## BEGIN DATA IN THIS EXERCISE

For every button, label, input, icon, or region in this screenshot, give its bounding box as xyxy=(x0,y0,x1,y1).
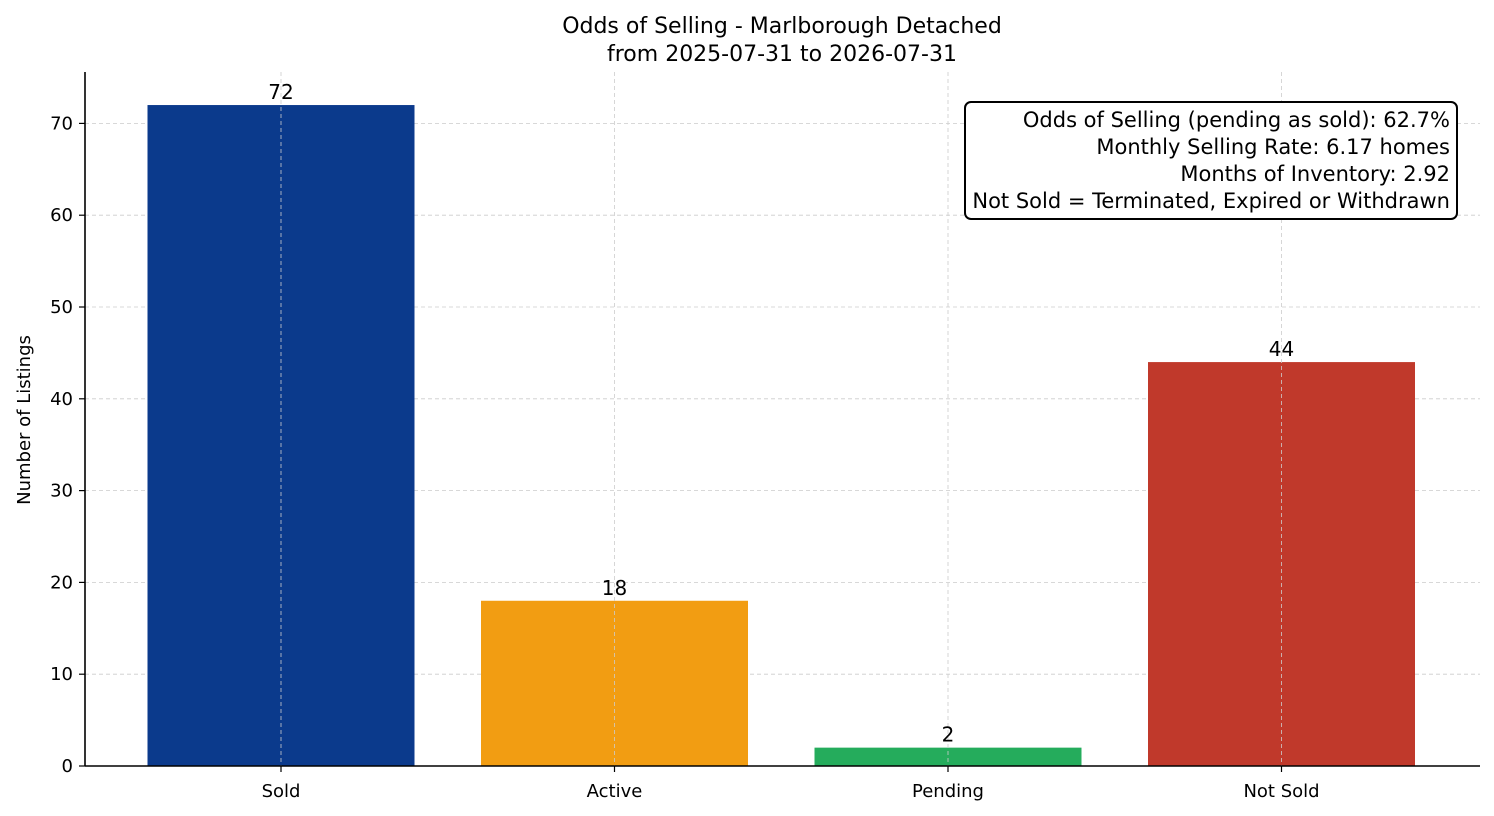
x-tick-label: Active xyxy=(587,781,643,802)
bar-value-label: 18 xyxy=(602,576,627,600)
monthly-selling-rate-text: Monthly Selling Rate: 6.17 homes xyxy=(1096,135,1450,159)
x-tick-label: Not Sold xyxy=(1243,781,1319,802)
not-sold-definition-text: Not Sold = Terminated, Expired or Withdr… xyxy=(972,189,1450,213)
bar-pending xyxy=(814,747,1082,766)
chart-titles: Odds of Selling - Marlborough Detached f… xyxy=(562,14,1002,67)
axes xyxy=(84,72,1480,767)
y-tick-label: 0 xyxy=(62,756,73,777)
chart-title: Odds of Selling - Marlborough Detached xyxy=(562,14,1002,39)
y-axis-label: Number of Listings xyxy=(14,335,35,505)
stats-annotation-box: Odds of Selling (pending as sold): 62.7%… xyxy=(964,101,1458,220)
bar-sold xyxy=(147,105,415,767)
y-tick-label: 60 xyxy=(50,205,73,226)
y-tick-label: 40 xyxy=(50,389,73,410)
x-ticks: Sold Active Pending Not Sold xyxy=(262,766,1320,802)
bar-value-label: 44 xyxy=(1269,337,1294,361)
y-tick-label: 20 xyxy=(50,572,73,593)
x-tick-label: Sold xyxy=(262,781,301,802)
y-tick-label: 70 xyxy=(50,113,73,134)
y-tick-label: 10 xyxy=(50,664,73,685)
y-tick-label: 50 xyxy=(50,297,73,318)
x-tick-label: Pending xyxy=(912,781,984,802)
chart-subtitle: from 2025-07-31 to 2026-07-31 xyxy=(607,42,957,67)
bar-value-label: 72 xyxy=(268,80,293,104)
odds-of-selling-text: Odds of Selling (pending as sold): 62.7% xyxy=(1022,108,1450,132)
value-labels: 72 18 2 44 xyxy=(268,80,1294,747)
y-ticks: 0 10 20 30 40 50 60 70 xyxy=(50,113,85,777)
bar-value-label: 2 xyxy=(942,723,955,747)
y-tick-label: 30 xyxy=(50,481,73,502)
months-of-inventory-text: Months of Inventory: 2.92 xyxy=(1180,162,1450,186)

## END DATA IN THIS EXERCISE
## BEGIN DATA IN THIS EXERCISE

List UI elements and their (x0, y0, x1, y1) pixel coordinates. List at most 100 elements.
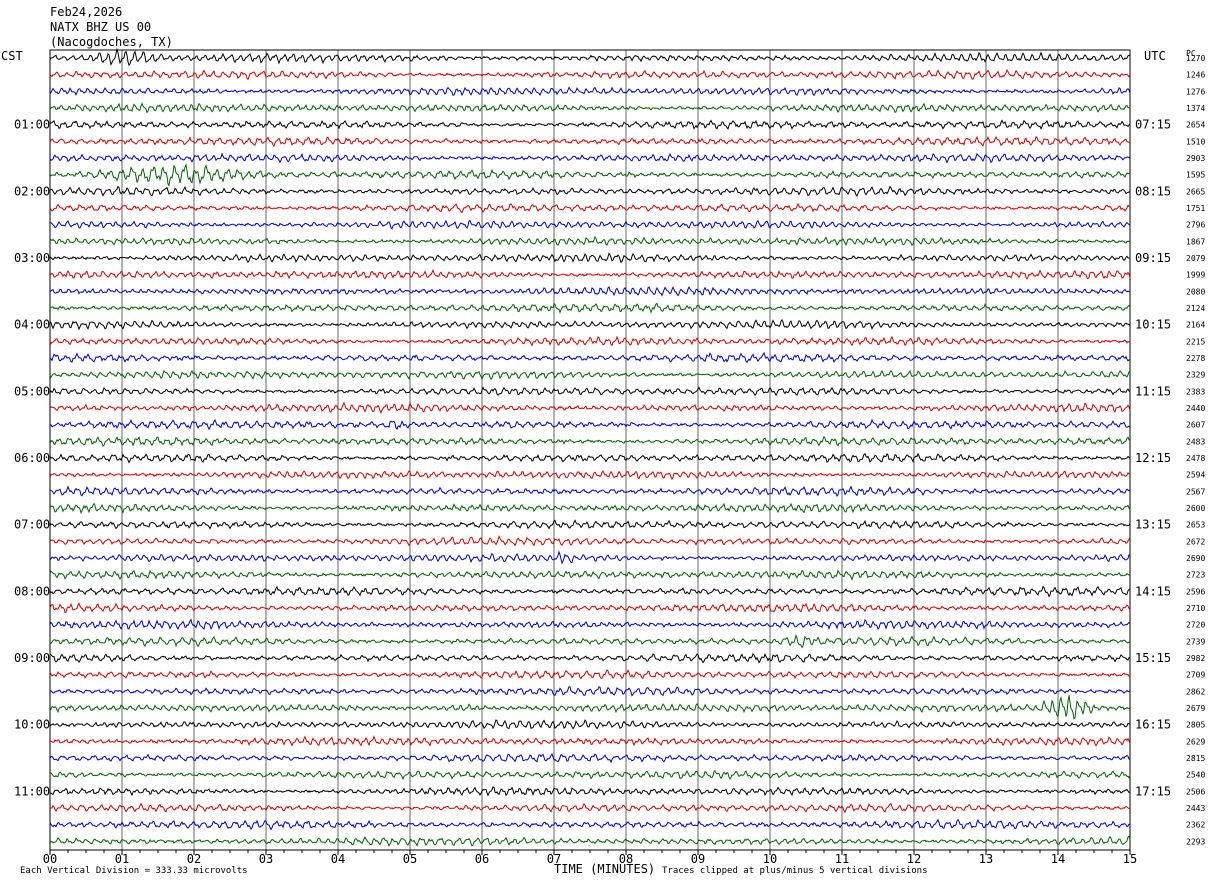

## END DATA IN THIS EXERCISE

SET EXERCISE:
Rewrite the material from the line with "For every button, label, input, icon, or" to the line with "odds-of-selling-text: Odds of", replacing "y-tick-label" with "y-axis-tick" and leaving everything else unchanged. Omit the pictures from your answer.

ANSWER BELOW:
For every button, label, input, icon, or region in this screenshot, give its bounding box as xyxy=(x0,y0,x1,y1).
x-tick-label: Active xyxy=(587,781,643,802)
bar-value-label: 18 xyxy=(602,576,627,600)
monthly-selling-rate-text: Monthly Selling Rate: 6.17 homes xyxy=(1096,135,1450,159)
x-tick-label: Not Sold xyxy=(1243,781,1319,802)
not-sold-definition-text: Not Sold = Terminated, Expired or Withdr… xyxy=(972,189,1450,213)
bar-pending xyxy=(814,747,1082,766)
chart-titles: Odds of Selling - Marlborough Detached f… xyxy=(562,14,1002,67)
axes xyxy=(84,72,1480,767)
y-axis-tick: 0 xyxy=(62,756,73,777)
chart-title: Odds of Selling - Marlborough Detached xyxy=(562,14,1002,39)
y-axis-label: Number of Listings xyxy=(14,335,35,505)
stats-annotation-box: Odds of Selling (pending as sold): 62.7%… xyxy=(964,101,1458,220)
bar-sold xyxy=(147,105,415,767)
y-axis-tick: 60 xyxy=(50,205,73,226)
y-axis-tick: 40 xyxy=(50,389,73,410)
x-ticks: Sold Active Pending Not Sold xyxy=(262,766,1320,802)
bar-value-label: 44 xyxy=(1269,337,1294,361)
y-axis-tick: 20 xyxy=(50,572,73,593)
x-tick-label: Sold xyxy=(262,781,301,802)
y-axis-tick: 70 xyxy=(50,113,73,134)
y-axis-tick: 10 xyxy=(50,664,73,685)
y-axis-tick: 50 xyxy=(50,297,73,318)
x-tick-label: Pending xyxy=(912,781,984,802)
chart-subtitle: from 2025-07-31 to 2026-07-31 xyxy=(607,42,957,67)
bar-value-label: 72 xyxy=(268,80,293,104)
odds-of-selling-text: Odds of Selling (pending as sold): 62.7% xyxy=(1022,108,1450,132)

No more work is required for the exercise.